» **GIVEN INFORMATION**:
★ ★ ★
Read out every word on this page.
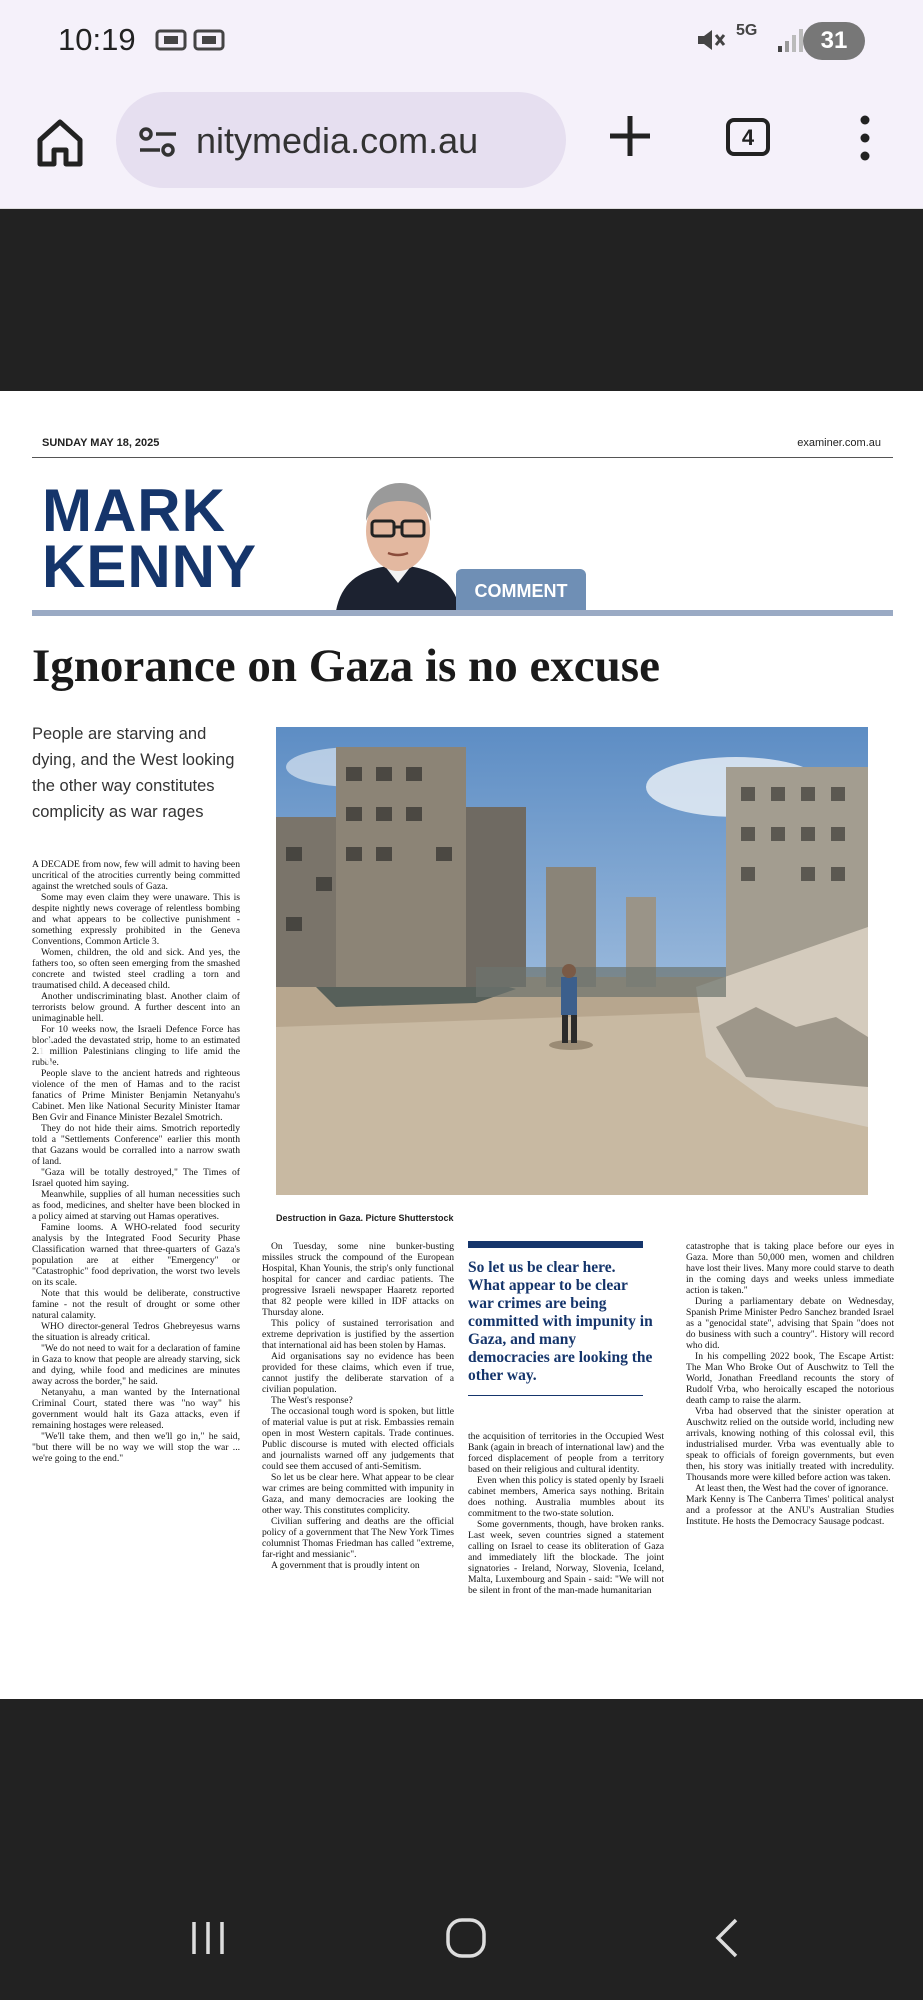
10:19	5G	31
nitymedia.com.au	4
SUNDAY MAY 18, 2025	examiner.com.au
MARK
KENNY	COMMENT
Ignorance on Gaza is no excuse
People are starving and dying, and the West looking the other way constitutes complicity as war rages
Destruction in Gaza. Picture Shutterstock

A DECADE from now, few will admit to having been uncritical of the atrocities currently being committed against the wretched souls of Gaza.

Some may even claim they were unaware. This is despite nightly news coverage of relentless bombing and what appears to be collective punishment - something expressly prohibited in the Geneva Conventions, Common Article 3.

Women, children, the old and sick. And yes, the fathers too, so often seen emerging from the smashed concrete and twisted steel cradling a torn and traumatised child. A deceased child.

Another undiscriminating blast. Another claim of terrorists below ground. A further descent into an unimaginable hell.

For 10 weeks now, the Israeli Defence Force has blockaded the devastated strip, home to an estimated 2.1 million Palestinians clinging to life amid the rubble.

People slave to the ancient hatreds and righteous violence of the men of Hamas and to the racist fanatics of Prime Minister Benjamin Netanyahu's Cabinet. Men like National Security Minister Itamar Ben Gvir and Finance Minister Bezalel Smotrich.

They do not hide their aims. Smotrich reportedly told a "Settlements Conference" earlier this month that Gazans would be corralled into a narrow swath of land.

"Gaza will be totally destroyed," The Times of Israel quoted him saying.

Meanwhile, supplies of all human necessities such as food, medicines, and shelter have been blocked in a policy aimed at starving out Hamas operatives.

Famine looms. A WHO-related food security analysis by the Integrated Food Security Phase Classification warned that three-quarters of Gaza's population are at either "Emergency" or "Catastrophic" food deprivation, the worst two levels on its scale.

Note that this would be deliberate, constructive famine - not the result of drought or some other natural calamity.

WHO director-general Tedros Ghebreyesus warns the situation is already critical.

"We do not need to wait for a declaration of famine in Gaza to know that people are already starving, sick and dying, while food and medicines are minutes away across the border," he said.

Netanyahu, a man wanted by the International Criminal Court, stated there was "no way" his government would halt its Gaza attacks, even if remaining hostages were released.

"We'll take them, and then we'll go in," he said, "but there will be no way we will stop the war ... we're going to the end."

On Tuesday, some nine bunker-busting missiles struck the compound of the European Hospital, Khan Younis, the strip's only functional hospital for cancer and cardiac patients. The progressive Israeli newspaper Haaretz reported that 82 people were killed in IDF attacks on Thursday alone.

This policy of sustained terrorisation and extreme deprivation is justified by the assertion that international aid has been stolen by Hamas.

Aid organisations say no evidence has been provided for these claims, which even if true, cannot justify the deliberate starvation of a civilian population.

The West's response?

The occasional tough word is spoken, but little of material value is put at risk. Embassies remain open in most Western capitals. Trade continues. Public discourse is muted with elected officials and journalists warned off any judgements that could see them accused of anti-Semitism.

So let us be clear here. What appear to be clear war crimes are being committed with impunity in Gaza, and many democracies are looking the other way. This constitutes complicity.

Civilian suffering and deaths are the official policy of a government that The New York Times columnist Thomas Friedman has called "extreme, far-right and messianic".

A government that is proudly intent on

So let us be clear here. What appear to be clear war crimes are being committed with impunity in Gaza, and many democracies are looking the other way.

the acquisition of territories in the Occupied West Bank (again in breach of international law) and the forced displacement of people from a territory based on their religious and cultural identity.

Even when this policy is stated openly by Israeli cabinet members, America says nothing. Britain does nothing. Australia mumbles about its commitment to the two-state solution.

Some governments, though, have broken ranks. Last week, seven countries signed a statement calling on Israel to cease its obliteration of Gaza and immediately lift the blockade. The joint signatories - Ireland, Norway, Slovenia, Iceland, Malta, Luxembourg and Spain - said: "We will not be silent in front of the man-made humanitarian

catastrophe that is taking place before our eyes in Gaza. More than 50,000 men, women and children have lost their lives. Many more could starve to death in the coming days and weeks unless immediate action is taken."

During a parliamentary debate on Wednesday, Spanish Prime Minister Pedro Sanchez branded Israel as a "genocidal state", advising that Spain "does not do business with such a country". History will record who did.

In his compelling 2022 book, The Escape Artist: The Man Who Broke Out of Auschwitz to Tell the World, Jonathan Freedland recounts the story of Rudolf Vrba, who heroically escaped the notorious death camp to raise the alarm.

Vrba had observed that the sinister operation at Auschwitz relied on the outside world, including new arrivals, knowing nothing of this colossal evil, this industrialised murder. Vrba was eventually able to speak to officials of foreign governments, but even then, his story was initially treated with incredulity. Thousands more were killed before action was taken.

At least then, the West had the cover of ignorance.

Mark Kenny is The Canberra Times' political analyst and a professor at the ANU's Australian Studies Institute. He hosts the Democracy Sausage podcast.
★ ★ ★
» **WORK INSTRUCTIONS**: Word for word, return the listing above; the pictures do not belong in the copy.

» **EXERCISE ANSWER**:
Read out every word on this page.
10:19	5G	31
nitymedia.com.au	4
SUNDAY MAY 18, 2025	examiner.com.au
MARK
KENNY	COMMENT
Ignorance on Gaza is no excuse
People are starving and dying, and the West looking the other way constitutes complicity as war rages
Destruction in Gaza. Picture Shutterstock

A DECADE from now, few will admit to having been uncritical of the atrocities currently being committed against the wretched souls of Gaza.

Some may even claim they were unaware. This is despite nightly news coverage of relentless bombing and what appears to be collective punishment - something expressly prohibited in the Geneva Conventions, Common Article 3.

Women, children, the old and sick. And yes, the fathers too, so often seen emerging from the smashed concrete and twisted steel cradling a torn and traumatised child. A deceased child.

Another undiscriminating blast. Another claim of terrorists below ground. A further descent into an unimaginable hell.

For 10 weeks now, the Israeli Defence Force has blockaded the devastated strip, home to an estimated 2.1 million Palestinians clinging to life amid the rubble.

People slave to the ancient hatreds and righteous violence of the men of Hamas and to the racist fanatics of Prime Minister Benjamin Netanyahu's Cabinet. Men like National Security Minister Itamar Ben Gvir and Finance Minister Bezalel Smotrich.

They do not hide their aims. Smotrich reportedly told a "Settlements Conference" earlier this month that Gazans would be corralled into a narrow swath of land.

"Gaza will be totally destroyed," The Times of Israel quoted him saying.

Meanwhile, supplies of all human necessities such as food, medicines, and shelter have been blocked in a policy aimed at starving out Hamas operatives.

Famine looms. A WHO-related food security analysis by the Integrated Food Security Phase Classification warned that three-quarters of Gaza's population are at either "Emergency" or "Catastrophic" food deprivation, the worst two levels on its scale.

Note that this would be deliberate, constructive famine - not the result of drought or some other natural calamity.

WHO director-general Tedros Ghebreyesus warns the situation is already critical.

"We do not need to wait for a declaration of famine in Gaza to know that people are already starving, sick and dying, while food and medicines are minutes away across the border," he said.

Netanyahu, a man wanted by the International Criminal Court, stated there was "no way" his government would halt its Gaza attacks, even if remaining hostages were released.

"We'll take them, and then we'll go in," he said, "but there will be no way we will stop the war ... we're going to the end."

On Tuesday, some nine bunker-busting missiles struck the compound of the European Hospital, Khan Younis, the strip's only functional hospital for cancer and cardiac patients. The progressive Israeli newspaper Haaretz reported that 82 people were killed in IDF attacks on Thursday alone.

This policy of sustained terrorisation and extreme deprivation is justified by the assertion that international aid has been stolen by Hamas.

Aid organisations say no evidence has been provided for these claims, which even if true, cannot justify the deliberate starvation of a civilian population.

The West's response?

The occasional tough word is spoken, but little of material value is put at risk. Embassies remain open in most Western capitals. Trade continues. Public discourse is muted with elected officials and journalists warned off any judgements that could see them accused of anti-Semitism.

So let us be clear here. What appear to be clear war crimes are being committed with impunity in Gaza, and many democracies are looking the other way. This constitutes complicity.

Civilian suffering and deaths are the official policy of a government that The New York Times columnist Thomas Friedman has called "extreme, far-right and messianic".

A government that is proudly intent on

So let us be clear here. What appear to be clear war crimes are being committed with impunity in Gaza, and many democracies are looking the other way.

the acquisition of territories in the Occupied West Bank (again in breach of international law) and the forced displacement of people from a territory based on their religious and cultural identity.

Even when this policy is stated openly by Israeli cabinet members, America says nothing. Britain does nothing. Australia mumbles about its commitment to the two-state solution.

Some governments, though, have broken ranks. Last week, seven countries signed a statement calling on Israel to cease its obliteration of Gaza and immediately lift the blockade. The joint signatories - Ireland, Norway, Slovenia, Iceland, Malta, Luxembourg and Spain - said: "We will not be silent in front of the man-made humanitarian

catastrophe that is taking place before our eyes in Gaza. More than 50,000 men, women and children have lost their lives. Many more could starve to death in the coming days and weeks unless immediate action is taken."

During a parliamentary debate on Wednesday, Spanish Prime Minister Pedro Sanchez branded Israel as a "genocidal state", advising that Spain "does not do business with such a country". History will record who did.

In his compelling 2022 book, The Escape Artist: The Man Who Broke Out of Auschwitz to Tell the World, Jonathan Freedland recounts the story of Rudolf Vrba, who heroically escaped the notorious death camp to raise the alarm.

Vrba had observed that the sinister operation at Auschwitz relied on the outside world, including new arrivals, knowing nothing of this colossal evil, this industrialised murder. Vrba was eventually able to speak to officials of foreign governments, but even then, his story was initially treated with incredulity. Thousands more were killed before action was taken.

At least then, the West had the cover of ignorance.

Mark Kenny is The Canberra Times' political analyst and a professor at the ANU's Australian Studies Institute. He hosts the Democracy Sausage podcast.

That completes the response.